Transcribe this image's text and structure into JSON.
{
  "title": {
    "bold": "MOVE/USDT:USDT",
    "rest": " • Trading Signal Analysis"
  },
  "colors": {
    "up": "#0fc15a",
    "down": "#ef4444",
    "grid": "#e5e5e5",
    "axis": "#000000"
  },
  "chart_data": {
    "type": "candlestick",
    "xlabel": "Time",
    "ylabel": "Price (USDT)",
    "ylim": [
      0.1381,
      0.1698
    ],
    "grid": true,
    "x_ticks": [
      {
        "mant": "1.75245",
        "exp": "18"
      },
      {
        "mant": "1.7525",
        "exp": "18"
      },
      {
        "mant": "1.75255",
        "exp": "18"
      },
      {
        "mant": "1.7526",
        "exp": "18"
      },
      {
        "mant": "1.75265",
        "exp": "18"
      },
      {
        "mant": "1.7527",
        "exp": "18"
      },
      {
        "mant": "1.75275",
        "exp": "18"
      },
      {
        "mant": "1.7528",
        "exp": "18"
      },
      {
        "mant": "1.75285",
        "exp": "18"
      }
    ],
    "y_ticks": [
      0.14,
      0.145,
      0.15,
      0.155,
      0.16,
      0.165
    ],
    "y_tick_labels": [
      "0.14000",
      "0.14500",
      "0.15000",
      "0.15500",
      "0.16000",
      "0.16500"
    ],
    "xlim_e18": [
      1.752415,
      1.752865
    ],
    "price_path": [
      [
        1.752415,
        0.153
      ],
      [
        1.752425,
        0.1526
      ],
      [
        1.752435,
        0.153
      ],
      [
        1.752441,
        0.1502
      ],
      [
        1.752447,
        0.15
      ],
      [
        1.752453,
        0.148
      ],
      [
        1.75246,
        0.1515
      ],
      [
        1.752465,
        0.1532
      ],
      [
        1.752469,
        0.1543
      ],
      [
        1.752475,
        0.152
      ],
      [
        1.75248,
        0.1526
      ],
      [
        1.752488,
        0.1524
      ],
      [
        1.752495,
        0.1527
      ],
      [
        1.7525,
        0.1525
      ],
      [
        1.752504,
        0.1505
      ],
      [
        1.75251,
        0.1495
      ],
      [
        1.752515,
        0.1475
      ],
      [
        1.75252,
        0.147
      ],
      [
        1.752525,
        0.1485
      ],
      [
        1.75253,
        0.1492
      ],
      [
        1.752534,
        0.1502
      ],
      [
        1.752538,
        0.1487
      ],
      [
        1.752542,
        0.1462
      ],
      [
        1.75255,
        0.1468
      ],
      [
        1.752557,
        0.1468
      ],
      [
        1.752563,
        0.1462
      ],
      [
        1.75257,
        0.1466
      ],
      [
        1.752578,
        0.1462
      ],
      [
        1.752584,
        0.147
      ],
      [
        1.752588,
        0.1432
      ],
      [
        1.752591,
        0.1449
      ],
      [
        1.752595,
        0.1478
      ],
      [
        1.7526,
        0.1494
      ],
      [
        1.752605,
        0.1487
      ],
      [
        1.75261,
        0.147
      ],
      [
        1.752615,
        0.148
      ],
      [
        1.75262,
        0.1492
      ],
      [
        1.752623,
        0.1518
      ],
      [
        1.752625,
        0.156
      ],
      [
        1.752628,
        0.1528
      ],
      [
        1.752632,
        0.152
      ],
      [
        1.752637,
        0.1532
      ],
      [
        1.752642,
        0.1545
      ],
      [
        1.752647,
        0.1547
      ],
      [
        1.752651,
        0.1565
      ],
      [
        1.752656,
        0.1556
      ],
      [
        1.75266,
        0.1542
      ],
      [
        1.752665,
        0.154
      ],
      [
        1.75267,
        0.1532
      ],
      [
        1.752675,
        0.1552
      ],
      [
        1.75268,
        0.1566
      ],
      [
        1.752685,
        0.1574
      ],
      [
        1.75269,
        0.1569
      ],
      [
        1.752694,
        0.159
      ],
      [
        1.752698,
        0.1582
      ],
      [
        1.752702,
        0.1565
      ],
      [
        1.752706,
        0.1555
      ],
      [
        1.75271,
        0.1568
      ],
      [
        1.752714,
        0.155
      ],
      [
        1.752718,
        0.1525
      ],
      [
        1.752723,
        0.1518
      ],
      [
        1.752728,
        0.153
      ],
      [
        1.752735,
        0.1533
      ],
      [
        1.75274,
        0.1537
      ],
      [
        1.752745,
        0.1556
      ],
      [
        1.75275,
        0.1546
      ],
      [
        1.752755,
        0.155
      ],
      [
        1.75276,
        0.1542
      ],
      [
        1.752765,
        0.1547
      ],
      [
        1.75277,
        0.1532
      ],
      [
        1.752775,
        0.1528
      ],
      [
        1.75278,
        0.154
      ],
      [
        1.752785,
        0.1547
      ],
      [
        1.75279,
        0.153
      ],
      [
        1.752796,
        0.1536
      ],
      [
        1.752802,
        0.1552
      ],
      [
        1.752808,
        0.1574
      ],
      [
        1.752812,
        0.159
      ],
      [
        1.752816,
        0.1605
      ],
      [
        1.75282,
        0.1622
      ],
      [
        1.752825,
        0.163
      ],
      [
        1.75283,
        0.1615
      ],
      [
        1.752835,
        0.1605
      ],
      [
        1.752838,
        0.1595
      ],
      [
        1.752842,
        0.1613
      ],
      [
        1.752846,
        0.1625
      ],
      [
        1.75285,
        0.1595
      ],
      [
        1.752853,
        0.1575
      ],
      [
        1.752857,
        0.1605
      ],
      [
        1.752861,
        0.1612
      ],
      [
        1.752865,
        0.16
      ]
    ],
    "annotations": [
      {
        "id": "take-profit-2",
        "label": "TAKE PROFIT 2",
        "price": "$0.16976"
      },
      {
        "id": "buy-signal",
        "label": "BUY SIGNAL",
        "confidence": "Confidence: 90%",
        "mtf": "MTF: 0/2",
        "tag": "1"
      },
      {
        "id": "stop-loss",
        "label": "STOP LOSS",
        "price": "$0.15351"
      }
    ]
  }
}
--*--
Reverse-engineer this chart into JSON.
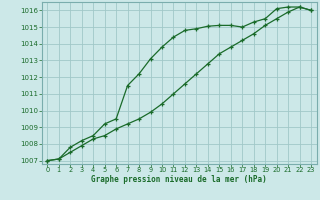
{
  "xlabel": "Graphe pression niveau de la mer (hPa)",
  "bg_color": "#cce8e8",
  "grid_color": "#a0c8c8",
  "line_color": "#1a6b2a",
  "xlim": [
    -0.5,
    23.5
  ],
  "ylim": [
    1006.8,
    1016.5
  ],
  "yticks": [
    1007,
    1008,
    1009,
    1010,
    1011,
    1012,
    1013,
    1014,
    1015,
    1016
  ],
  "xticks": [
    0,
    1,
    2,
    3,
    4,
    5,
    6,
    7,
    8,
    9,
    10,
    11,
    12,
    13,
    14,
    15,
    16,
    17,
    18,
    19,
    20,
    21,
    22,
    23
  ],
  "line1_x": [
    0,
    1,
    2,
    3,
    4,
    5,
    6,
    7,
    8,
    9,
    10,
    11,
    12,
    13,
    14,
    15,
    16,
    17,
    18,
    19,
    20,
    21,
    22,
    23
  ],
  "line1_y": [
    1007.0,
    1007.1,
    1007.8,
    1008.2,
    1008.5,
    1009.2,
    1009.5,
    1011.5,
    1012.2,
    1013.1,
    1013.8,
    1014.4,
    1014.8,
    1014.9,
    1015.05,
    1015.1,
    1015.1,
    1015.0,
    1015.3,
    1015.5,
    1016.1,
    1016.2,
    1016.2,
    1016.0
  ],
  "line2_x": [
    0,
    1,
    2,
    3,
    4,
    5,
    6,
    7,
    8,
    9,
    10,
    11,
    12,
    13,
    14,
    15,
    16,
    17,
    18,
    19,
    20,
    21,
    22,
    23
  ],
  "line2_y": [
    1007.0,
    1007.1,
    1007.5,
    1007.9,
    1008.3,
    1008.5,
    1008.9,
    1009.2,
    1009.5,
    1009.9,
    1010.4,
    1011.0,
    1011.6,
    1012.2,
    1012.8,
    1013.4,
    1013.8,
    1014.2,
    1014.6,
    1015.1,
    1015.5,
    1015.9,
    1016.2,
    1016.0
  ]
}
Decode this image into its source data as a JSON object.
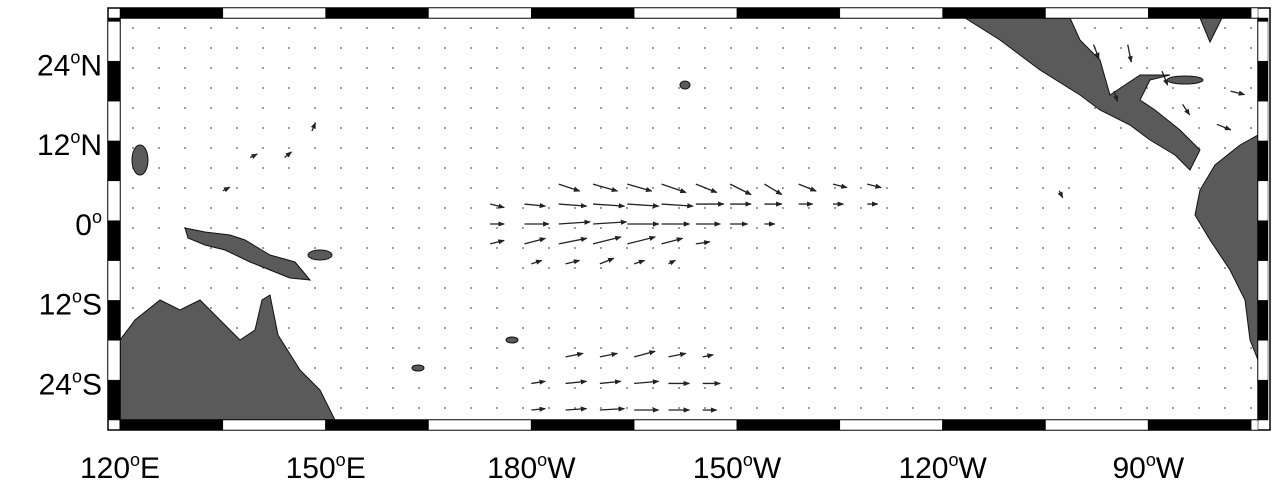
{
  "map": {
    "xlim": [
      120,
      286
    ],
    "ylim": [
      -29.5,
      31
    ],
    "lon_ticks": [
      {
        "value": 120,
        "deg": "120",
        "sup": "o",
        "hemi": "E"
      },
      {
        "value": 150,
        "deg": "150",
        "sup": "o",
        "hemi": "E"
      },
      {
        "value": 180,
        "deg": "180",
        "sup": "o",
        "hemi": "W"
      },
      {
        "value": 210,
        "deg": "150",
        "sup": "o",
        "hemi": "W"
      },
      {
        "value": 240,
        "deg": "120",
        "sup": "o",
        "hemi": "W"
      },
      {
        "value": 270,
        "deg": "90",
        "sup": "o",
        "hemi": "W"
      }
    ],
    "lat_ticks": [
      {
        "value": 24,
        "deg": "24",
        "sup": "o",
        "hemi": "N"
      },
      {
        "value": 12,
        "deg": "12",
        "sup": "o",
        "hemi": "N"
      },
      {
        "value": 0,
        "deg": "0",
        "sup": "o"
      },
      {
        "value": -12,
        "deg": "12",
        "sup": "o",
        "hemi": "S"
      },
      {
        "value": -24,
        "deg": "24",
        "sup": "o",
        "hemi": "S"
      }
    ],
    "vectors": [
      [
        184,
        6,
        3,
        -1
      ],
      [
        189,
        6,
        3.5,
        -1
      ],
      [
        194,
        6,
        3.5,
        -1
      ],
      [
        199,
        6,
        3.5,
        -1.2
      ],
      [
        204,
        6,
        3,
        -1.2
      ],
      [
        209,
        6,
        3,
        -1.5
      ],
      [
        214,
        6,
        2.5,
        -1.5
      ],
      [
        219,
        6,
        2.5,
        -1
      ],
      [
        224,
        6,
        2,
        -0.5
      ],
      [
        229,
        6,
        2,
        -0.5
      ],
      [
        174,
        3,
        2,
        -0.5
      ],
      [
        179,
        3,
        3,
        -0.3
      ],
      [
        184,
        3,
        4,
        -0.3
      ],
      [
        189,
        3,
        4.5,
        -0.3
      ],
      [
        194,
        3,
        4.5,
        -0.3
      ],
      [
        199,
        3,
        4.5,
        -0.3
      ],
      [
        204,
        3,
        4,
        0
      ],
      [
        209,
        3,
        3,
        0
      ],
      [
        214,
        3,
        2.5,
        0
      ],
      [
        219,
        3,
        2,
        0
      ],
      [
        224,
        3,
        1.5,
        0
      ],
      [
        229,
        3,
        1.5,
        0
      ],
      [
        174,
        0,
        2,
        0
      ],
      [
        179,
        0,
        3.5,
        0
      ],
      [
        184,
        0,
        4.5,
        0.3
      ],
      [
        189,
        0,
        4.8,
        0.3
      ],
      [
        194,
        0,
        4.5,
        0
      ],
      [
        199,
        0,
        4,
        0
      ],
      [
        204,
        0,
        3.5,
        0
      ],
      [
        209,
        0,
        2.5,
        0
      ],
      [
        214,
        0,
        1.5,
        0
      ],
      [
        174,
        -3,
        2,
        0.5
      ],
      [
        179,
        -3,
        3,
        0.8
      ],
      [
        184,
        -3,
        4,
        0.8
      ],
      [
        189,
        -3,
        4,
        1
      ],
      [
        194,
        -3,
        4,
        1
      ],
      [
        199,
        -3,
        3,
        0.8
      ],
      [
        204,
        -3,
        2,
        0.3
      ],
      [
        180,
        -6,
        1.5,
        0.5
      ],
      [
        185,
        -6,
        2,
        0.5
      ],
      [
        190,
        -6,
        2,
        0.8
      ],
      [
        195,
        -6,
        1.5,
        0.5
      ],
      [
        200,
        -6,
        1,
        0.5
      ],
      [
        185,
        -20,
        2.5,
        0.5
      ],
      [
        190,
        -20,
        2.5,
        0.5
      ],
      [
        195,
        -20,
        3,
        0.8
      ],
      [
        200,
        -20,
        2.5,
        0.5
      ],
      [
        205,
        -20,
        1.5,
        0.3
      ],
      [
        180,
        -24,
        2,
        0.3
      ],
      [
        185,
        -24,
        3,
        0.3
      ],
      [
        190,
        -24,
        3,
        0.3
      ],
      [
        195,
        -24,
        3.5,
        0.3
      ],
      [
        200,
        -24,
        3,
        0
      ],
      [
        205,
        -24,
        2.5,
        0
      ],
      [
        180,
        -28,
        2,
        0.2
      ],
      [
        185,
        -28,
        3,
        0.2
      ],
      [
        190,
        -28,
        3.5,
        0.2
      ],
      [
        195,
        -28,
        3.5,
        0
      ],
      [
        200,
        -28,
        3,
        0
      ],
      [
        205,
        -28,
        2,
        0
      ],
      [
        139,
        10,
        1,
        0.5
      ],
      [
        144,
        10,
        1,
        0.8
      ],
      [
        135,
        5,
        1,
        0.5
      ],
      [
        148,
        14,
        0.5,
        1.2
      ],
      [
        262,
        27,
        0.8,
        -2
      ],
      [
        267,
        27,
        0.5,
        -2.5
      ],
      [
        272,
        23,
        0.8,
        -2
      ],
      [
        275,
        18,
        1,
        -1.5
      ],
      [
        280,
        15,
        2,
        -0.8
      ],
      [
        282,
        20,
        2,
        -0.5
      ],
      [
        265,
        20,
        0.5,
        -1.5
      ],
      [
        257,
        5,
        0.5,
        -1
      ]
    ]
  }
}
--*--
Copy out the lines that hold "mant".

▸ **Response to this task**
        "mant": "1.75245",
        "mant": "1.7525",
        "mant": "1.75255",
        "mant": "1.7526",
        "mant": "1.75265",
        "mant": "1.7527",
        "mant": "1.75275",
        "mant": "1.7528",
        "mant": "1.75285",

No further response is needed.